(Records that describe figures)
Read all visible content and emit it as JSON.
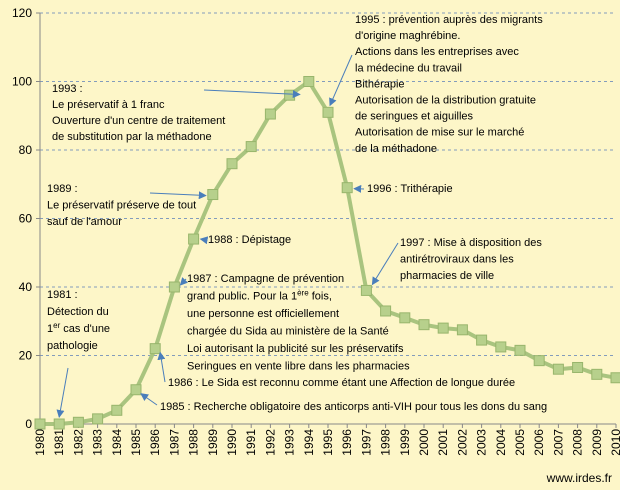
{
  "chart_data": {
    "type": "line",
    "x": [
      1980,
      1981,
      1982,
      1983,
      1984,
      1985,
      1986,
      1987,
      1988,
      1989,
      1990,
      1991,
      1992,
      1993,
      1994,
      1995,
      1996,
      1997,
      1998,
      1999,
      2000,
      2001,
      2002,
      2003,
      2004,
      2005,
      2006,
      2007,
      2008,
      2009,
      2010
    ],
    "series": [
      {
        "values": [
          0,
          0,
          0.5,
          1.5,
          4,
          10,
          22,
          40,
          54,
          67,
          76,
          81,
          90.5,
          96,
          100,
          91,
          69,
          39,
          33,
          31,
          29,
          28,
          27.5,
          24.5,
          22.5,
          21.5,
          18.5,
          16,
          16.5,
          14.5,
          13.5
        ]
      }
    ],
    "ylim": [
      0,
      120
    ],
    "yticks": [
      0,
      20,
      40,
      60,
      80,
      100,
      120
    ],
    "grid": "horizontal dashed",
    "line_color": "#a9c47f",
    "marker_color": "#b7d08c",
    "annotations": [
      {
        "year": 1981,
        "lines": [
          "1981 :",
          "Détection du",
          "1er cas d'une",
          "pathologie"
        ]
      },
      {
        "year": 1985,
        "lines": [
          "1985 : Recherche obligatoire des anticorps anti-VIH  pour tous les dons du sang"
        ]
      },
      {
        "year": 1986,
        "lines": [
          "1986 : Le Sida est reconnu comme étant une Affection de longue durée"
        ]
      },
      {
        "year": 1987,
        "lines": [
          "1987 : Campagne de prévention",
          "grand public. Pour la 1ère fois,",
          "une personne est officiellement",
          "chargée du Sida au ministère de la Santé",
          "Loi autorisant la publicité sur les préservatifs",
          "Seringues en vente libre dans les pharmacies"
        ]
      },
      {
        "year": 1988,
        "lines": [
          "1988 : Dépistage"
        ]
      },
      {
        "year": 1989,
        "lines": [
          "1989 :",
          "Le préservatif préserve de tout",
          "sauf de l'amour"
        ]
      },
      {
        "year": 1993,
        "lines": [
          "1993 :",
          "Le préservatif à 1 franc",
          "Ouverture d'un centre de traitement",
          "de substitution  par la méthadone"
        ]
      },
      {
        "year": 1995,
        "lines": [
          "1995 : prévention auprès des migrants",
          " d'origine maghrébine.",
          "Actions dans les entreprises avec",
          "la médecine du  travail",
          "Bithérapie",
          "Autorisation de la distribution gratuite",
          "de seringues et aiguilles",
          "Autorisation de mise sur le marché",
          "de la méthadone"
        ]
      },
      {
        "year": 1996,
        "lines": [
          "1996 : Trithérapie"
        ]
      },
      {
        "year": 1997,
        "lines": [
          "1997 : Mise à disposition  des",
          "antirétroviraux dans les",
          "pharmacies de ville"
        ]
      }
    ]
  },
  "source": "www.irdes.fr"
}
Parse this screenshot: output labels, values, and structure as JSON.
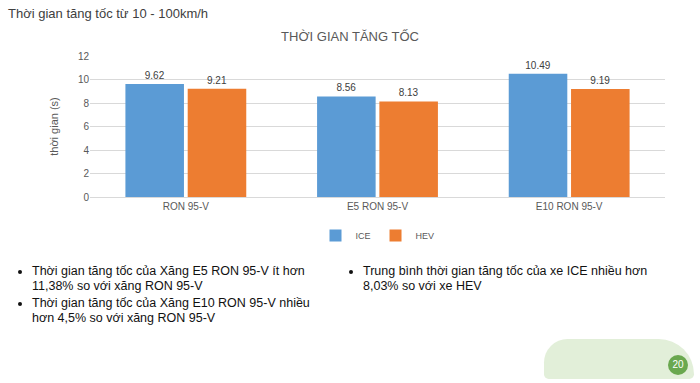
{
  "heading": "Thời gian tăng tốc từ 10 - 100km/h",
  "chart_data": {
    "type": "bar",
    "title": "THỜI GIAN TĂNG TỐC",
    "categories": [
      "RON 95-V",
      "E5 RON 95-V",
      "E10 RON 95-V"
    ],
    "series": [
      {
        "name": "ICE",
        "color": "#5b9bd5",
        "values": [
          9.62,
          8.56,
          10.49
        ]
      },
      {
        "name": "HEV",
        "color": "#ed7d31",
        "values": [
          9.21,
          8.13,
          9.19
        ]
      }
    ],
    "y_label": "thời gian (s)",
    "ylim": [
      0,
      12
    ],
    "yticks": [
      0,
      2,
      4,
      6,
      8,
      10,
      12
    ],
    "grid": true,
    "legend": "bottom",
    "data_labels": true
  },
  "notes_left": [
    "Thời gian tăng tốc của Xăng E5 RON 95-V ít hơn 11,38% so với xăng RON 95-V",
    "Thời gian tăng tốc của Xăng E10 RON 95-V nhiều hơn 4,5% so với xăng RON 95-V"
  ],
  "notes_right": [
    "Trung bình thời gian tăng tốc của xe ICE nhiều hơn 8,03% so với xe HEV"
  ],
  "page_number": 20
}
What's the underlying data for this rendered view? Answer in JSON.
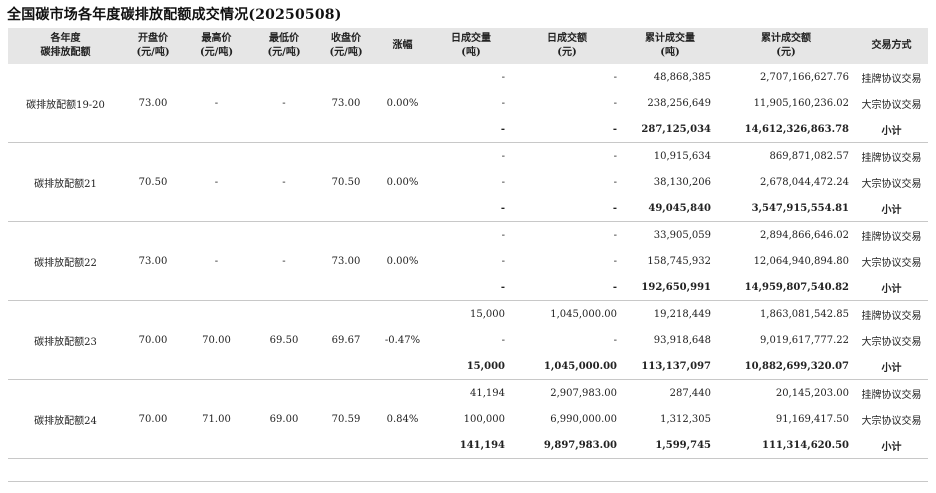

Task to carry out:
Leave out the pictures and give the listing above again exactly.

Full response:
Read all visible content and emit it as JSON.
{
  "chart_data": {
    "type": "line",
    "x": [
      1980,
      1981,
      1982,
      1983,
      1984,
      1985,
      1986,
      1987,
      1988,
      1989,
      1990,
      1991,
      1992,
      1993,
      1994,
      1995,
      1996,
      1997,
      1998,
      1999,
      2000,
      2001,
      2002,
      2003,
      2004,
      2005,
      2006,
      2007,
      2008,
      2009,
      2010
    ],
    "series": [
      {
        "values": [
          0,
          0,
          0.5,
          1.5,
          4,
          10,
          22,
          40,
          54,
          67,
          76,
          81,
          90.5,
          96,
          100,
          91,
          69,
          39,
          33,
          31,
          29,
          28,
          27.5,
          24.5,
          22.5,
          21.5,
          18.5,
          16,
          16.5,
          14.5,
          13.5
        ]
      }
    ],
    "ylim": [
      0,
      120
    ],
    "yticks": [
      0,
      20,
      40,
      60,
      80,
      100,
      120
    ],
    "grid": "horizontal dashed",
    "line_color": "#a9c47f",
    "marker_color": "#b7d08c",
    "annotations": [
      {
        "year": 1981,
        "lines": [
          "1981 :",
          "Détection du",
          "1er cas d'une",
          "pathologie"
        ]
      },
      {
        "year": 1985,
        "lines": [
          "1985 : Recherche obligatoire des anticorps anti-VIH  pour tous les dons du sang"
        ]
      },
      {
        "year": 1986,
        "lines": [
          "1986 : Le Sida est reconnu comme étant une Affection de longue durée"
        ]
      },
      {
        "year": 1987,
        "lines": [
          "1987 : Campagne de prévention",
          "grand public. Pour la 1ère fois,",
          "une personne est officiellement",
          "chargée du Sida au ministère de la Santé",
          "Loi autorisant la publicité sur les préservatifs",
          "Seringues en vente libre dans les pharmacies"
        ]
      },
      {
        "year": 1988,
        "lines": [
          "1988 : Dépistage"
        ]
      },
      {
        "year": 1989,
        "lines": [
          "1989 :",
          "Le préservatif préserve de tout",
          "sauf de l'amour"
        ]
      },
      {
        "year": 1993,
        "lines": [
          "1993 :",
          "Le préservatif à 1 franc",
          "Ouverture d'un centre de traitement",
          "de substitution  par la méthadone"
        ]
      },
      {
        "year": 1995,
        "lines": [
          "1995 : prévention auprès des migrants",
          " d'origine maghrébine.",
          "Actions dans les entreprises avec",
          "la médecine du  travail",
          "Bithérapie",
          "Autorisation de la distribution gratuite",
          "de seringues et aiguilles",
          "Autorisation de mise sur le marché",
          "de la méthadone"
        ]
      },
      {
        "year": 1996,
        "lines": [
          "1996 : Trithérapie"
        ]
      },
      {
        "year": 1997,
        "lines": [
          "1997 : Mise à disposition  des",
          "antirétroviraux dans les",
          "pharmacies de ville"
        ]
      }
    ]
  },
  "source": "www.irdes.fr"
}
Parse this screenshot: output labels, values, and structure as JSON.
{
  "heading": "Thời gian tăng tốc từ 10 - 100km/h",
  "chart_data": {
    "type": "bar",
    "title": "THỜI GIAN TĂNG TỐC",
    "categories": [
      "RON 95-V",
      "E5 RON 95-V",
      "E10 RON 95-V"
    ],
    "series": [
      {
        "name": "ICE",
        "color": "#5b9bd5",
        "values": [
          9.62,
          8.56,
          10.49
        ]
      },
      {
        "name": "HEV",
        "color": "#ed7d31",
        "values": [
          9.21,
          8.13,
          9.19
        ]
      }
    ],
    "y_label": "thời gian (s)",
    "ylim": [
      0,
      12
    ],
    "yticks": [
      0,
      2,
      4,
      6,
      8,
      10,
      12
    ],
    "grid": true,
    "legend": "bottom",
    "data_labels": true
  },
  "notes_left": [
    "Thời gian tăng tốc của Xăng E5 RON 95-V ít hơn 11,38% so với xăng RON 95-V",
    "Thời gian tăng tốc của Xăng E10 RON 95-V nhiều hơn 4,5% so với xăng RON 95-V"
  ],
  "notes_right": [
    "Trung bình thời gian tăng tốc của xe ICE nhiều hơn 8,03% so với xe HEV"
  ],
  "page_number": 20
}
What's the underlying data for this rendered view? Answer in JSON.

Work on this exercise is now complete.